On Wed, Nov 17, 1999 at 12:47:03PM -0500, jack wallen, jr. wrote:
> hey everyone....i'm wondering:
> 
> the Linux+Win95 mini howto says the following:
> 
> "With a Linux/Win9x installation It is VERY IMPORTANT that your Linux
> partition start before (below) the 1024th cylinder, otherwise you will be
> unable to boot the machin.  What exactly is the 1024th cylinder? That's
> where IDE ends and EIDE begins-- that's the 528M "mark" on your hard disk.
> Start your Linux partition at around 520M, so the entire kernel and other
> boot/loader files will completely reside below that cylander."
> 
> has this changed with the newer releases of Red Hat or the newers kernels?
> the reason i ask is that i've done many successful Red Hat+Win9x dual
> boots where Linux resides well beyond the 528M "mark" (unless i'm
> misunderstanding this information).  if i'm clueless on this 'mark' could
> someone set me straight?

→ **EXERCISE A**
Reproduce the rows word for word, beginning with the first row and going on through the row that contains "y-tick-label: 170 [45,273,68,287]".
The email and the rows are unrelated material.

→ **Entries of labeled regions**
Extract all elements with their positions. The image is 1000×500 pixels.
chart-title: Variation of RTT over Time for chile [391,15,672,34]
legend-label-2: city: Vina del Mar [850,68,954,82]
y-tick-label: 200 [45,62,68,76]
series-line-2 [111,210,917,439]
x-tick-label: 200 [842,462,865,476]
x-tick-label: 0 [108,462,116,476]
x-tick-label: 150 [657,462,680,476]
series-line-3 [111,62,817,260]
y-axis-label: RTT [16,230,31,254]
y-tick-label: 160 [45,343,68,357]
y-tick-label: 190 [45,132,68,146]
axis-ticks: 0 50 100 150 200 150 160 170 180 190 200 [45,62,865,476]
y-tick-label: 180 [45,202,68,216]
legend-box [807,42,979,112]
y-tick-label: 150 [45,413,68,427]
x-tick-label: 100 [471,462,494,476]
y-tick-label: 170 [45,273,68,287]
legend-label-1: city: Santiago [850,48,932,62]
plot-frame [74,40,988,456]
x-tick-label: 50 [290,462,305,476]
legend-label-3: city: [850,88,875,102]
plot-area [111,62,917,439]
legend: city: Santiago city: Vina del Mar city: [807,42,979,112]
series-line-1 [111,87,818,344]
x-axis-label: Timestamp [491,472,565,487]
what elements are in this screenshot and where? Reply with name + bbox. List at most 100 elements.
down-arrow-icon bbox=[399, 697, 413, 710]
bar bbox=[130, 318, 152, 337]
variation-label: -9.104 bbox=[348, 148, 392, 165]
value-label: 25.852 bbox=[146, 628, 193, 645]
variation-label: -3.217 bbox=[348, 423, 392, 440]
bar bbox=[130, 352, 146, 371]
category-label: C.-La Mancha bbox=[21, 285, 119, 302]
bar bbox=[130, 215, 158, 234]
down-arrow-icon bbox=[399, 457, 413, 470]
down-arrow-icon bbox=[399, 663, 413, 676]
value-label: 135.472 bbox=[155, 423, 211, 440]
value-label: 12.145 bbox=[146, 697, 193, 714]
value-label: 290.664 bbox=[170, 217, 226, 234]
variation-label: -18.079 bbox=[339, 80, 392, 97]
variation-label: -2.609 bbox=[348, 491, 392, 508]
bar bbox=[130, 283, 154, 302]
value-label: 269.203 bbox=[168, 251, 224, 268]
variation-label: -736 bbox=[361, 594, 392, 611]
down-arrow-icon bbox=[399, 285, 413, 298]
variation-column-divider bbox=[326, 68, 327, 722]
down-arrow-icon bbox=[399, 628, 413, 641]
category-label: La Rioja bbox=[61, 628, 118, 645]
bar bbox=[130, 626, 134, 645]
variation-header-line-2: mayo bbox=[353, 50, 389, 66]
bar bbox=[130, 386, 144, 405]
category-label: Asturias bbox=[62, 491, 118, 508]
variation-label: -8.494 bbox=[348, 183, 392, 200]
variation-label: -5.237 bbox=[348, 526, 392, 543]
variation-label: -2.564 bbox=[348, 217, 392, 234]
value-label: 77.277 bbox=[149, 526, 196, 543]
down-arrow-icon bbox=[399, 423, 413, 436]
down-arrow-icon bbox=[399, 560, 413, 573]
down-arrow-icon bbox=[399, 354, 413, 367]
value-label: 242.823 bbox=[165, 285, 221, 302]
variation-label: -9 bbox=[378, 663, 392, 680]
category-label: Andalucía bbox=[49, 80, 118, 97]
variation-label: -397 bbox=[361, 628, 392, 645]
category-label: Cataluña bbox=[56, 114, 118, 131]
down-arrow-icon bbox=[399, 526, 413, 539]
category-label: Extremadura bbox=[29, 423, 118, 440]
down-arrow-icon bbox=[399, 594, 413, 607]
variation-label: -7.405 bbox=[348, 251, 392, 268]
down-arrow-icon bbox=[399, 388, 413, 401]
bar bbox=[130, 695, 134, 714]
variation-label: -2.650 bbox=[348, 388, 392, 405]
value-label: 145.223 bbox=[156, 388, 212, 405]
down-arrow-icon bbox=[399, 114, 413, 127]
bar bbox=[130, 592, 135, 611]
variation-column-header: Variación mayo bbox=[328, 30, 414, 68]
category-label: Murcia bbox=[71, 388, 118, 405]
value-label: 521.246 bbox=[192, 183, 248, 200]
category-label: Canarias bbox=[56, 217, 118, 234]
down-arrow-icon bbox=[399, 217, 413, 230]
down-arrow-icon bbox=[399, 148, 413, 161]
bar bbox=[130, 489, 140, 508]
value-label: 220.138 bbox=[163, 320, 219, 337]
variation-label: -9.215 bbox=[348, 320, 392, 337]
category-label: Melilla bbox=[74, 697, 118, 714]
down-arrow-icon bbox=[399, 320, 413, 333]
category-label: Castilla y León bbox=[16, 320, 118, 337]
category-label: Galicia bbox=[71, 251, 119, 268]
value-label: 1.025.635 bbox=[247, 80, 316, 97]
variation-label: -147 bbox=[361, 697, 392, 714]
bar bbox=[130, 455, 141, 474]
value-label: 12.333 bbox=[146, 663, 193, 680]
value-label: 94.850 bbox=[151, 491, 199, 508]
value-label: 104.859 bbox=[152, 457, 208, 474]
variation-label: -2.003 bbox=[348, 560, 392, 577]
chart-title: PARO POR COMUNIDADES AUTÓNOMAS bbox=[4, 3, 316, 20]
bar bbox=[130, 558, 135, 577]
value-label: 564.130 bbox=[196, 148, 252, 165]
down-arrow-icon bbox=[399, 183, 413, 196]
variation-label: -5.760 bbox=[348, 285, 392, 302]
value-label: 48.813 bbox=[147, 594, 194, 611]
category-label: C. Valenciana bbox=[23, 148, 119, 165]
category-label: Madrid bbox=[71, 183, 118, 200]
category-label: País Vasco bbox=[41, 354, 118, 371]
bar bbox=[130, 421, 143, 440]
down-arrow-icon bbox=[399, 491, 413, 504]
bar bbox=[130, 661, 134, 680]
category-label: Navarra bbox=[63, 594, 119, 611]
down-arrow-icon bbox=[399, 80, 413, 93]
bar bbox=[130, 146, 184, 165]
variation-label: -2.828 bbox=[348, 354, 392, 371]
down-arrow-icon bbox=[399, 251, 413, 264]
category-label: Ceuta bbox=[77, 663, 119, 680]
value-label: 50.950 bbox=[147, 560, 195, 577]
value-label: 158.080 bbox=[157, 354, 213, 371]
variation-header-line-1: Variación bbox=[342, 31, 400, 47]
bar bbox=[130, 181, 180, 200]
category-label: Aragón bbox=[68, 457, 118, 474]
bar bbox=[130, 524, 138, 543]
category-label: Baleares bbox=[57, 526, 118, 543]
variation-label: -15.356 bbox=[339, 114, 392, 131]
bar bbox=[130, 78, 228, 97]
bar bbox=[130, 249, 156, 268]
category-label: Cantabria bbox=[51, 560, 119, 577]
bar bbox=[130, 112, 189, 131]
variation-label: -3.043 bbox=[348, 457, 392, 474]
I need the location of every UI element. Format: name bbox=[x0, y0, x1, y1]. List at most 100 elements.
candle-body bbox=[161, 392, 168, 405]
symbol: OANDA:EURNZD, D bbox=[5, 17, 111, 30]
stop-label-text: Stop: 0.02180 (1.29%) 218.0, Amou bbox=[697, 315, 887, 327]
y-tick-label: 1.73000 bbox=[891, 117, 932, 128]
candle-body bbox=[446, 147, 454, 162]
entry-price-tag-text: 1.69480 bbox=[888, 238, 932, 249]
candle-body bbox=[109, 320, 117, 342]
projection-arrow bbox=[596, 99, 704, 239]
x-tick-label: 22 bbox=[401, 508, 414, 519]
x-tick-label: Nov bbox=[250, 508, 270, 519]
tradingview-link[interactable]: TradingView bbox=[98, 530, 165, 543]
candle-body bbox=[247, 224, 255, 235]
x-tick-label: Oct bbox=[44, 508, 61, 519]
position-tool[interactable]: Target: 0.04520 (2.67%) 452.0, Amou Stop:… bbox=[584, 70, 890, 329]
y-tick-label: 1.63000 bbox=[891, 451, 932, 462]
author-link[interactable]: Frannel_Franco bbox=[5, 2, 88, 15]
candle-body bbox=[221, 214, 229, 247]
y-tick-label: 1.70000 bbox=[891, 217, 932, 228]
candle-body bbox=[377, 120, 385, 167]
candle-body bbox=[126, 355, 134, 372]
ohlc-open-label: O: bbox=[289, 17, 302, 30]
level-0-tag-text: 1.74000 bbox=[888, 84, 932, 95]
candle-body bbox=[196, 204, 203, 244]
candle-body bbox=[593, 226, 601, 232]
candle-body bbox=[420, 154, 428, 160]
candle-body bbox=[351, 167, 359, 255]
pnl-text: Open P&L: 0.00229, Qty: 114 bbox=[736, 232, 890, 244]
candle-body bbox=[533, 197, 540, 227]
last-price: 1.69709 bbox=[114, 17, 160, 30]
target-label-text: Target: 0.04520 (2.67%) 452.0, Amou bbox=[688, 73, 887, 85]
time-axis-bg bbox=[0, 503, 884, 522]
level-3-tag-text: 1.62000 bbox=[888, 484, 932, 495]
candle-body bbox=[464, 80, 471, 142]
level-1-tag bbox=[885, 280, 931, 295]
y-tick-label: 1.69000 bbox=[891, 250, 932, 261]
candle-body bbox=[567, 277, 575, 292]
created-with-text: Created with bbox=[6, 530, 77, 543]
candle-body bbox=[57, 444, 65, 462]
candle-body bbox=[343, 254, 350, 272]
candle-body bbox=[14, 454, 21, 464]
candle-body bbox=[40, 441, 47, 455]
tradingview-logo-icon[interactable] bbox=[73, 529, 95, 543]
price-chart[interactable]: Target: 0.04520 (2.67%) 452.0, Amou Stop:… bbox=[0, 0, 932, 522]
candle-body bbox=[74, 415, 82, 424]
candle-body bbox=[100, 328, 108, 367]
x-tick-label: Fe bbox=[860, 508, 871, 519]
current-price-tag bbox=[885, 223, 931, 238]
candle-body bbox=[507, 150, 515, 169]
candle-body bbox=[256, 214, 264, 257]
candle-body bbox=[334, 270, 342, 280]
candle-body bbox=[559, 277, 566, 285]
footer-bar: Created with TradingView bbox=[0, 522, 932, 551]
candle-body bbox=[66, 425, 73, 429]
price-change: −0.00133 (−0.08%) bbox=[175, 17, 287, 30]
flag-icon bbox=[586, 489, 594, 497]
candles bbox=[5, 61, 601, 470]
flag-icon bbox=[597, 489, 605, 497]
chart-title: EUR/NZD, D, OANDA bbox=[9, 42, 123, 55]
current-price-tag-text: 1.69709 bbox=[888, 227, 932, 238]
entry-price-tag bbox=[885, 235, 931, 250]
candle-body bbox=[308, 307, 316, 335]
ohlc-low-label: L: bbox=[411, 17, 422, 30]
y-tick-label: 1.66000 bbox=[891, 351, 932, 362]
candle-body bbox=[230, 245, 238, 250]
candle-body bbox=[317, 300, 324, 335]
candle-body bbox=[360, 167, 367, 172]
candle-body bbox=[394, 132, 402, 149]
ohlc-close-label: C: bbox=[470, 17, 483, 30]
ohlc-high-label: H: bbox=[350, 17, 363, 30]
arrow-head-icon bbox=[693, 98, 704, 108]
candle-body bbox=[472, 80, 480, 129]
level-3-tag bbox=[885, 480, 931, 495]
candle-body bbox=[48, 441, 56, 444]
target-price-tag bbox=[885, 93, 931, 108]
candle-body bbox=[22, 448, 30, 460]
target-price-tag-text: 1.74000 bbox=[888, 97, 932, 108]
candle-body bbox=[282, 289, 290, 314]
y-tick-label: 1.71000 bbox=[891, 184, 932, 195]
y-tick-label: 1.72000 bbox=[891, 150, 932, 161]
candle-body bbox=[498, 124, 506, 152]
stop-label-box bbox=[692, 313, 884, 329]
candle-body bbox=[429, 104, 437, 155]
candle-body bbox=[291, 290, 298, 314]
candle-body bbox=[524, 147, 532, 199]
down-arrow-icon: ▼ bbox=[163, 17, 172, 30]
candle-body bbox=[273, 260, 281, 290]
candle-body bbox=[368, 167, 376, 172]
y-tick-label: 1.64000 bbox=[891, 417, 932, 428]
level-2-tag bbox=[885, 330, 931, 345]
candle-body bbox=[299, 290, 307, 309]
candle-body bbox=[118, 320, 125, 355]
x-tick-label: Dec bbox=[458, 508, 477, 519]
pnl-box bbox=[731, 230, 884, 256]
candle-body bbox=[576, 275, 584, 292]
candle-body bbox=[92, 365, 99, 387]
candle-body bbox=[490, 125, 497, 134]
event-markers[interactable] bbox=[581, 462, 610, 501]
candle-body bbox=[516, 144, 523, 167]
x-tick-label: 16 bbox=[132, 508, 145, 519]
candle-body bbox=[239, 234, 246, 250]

→ **EXERCISE B**
According to the howto quoted in the email, at what mark on the hard disk does IDE end and EIDE begin?

→ **EXERCISE ANSWER A**
Extract all elements with their positions. The image is 1000×500 pixels.
chart-title: Variation of RTT over Time for chile [391,15,672,34]
legend-label-2: city: Vina del Mar [850,68,954,82]
y-tick-label: 200 [45,62,68,76]
series-line-2 [111,210,917,439]
x-tick-label: 200 [842,462,865,476]
x-tick-label: 0 [108,462,116,476]
x-tick-label: 150 [657,462,680,476]
series-line-3 [111,62,817,260]
y-axis-label: RTT [16,230,31,254]
y-tick-label: 160 [45,343,68,357]
y-tick-label: 190 [45,132,68,146]
axis-ticks: 0 50 100 150 200 150 160 170 180 190 200 [45,62,865,476]
y-tick-label: 180 [45,202,68,216]
legend-box [807,42,979,112]
y-tick-label: 150 [45,413,68,427]
x-tick-label: 100 [471,462,494,476]
y-tick-label: 170 [45,273,68,287]

→ **EXERCISE ANSWER B**
At the 528M mark.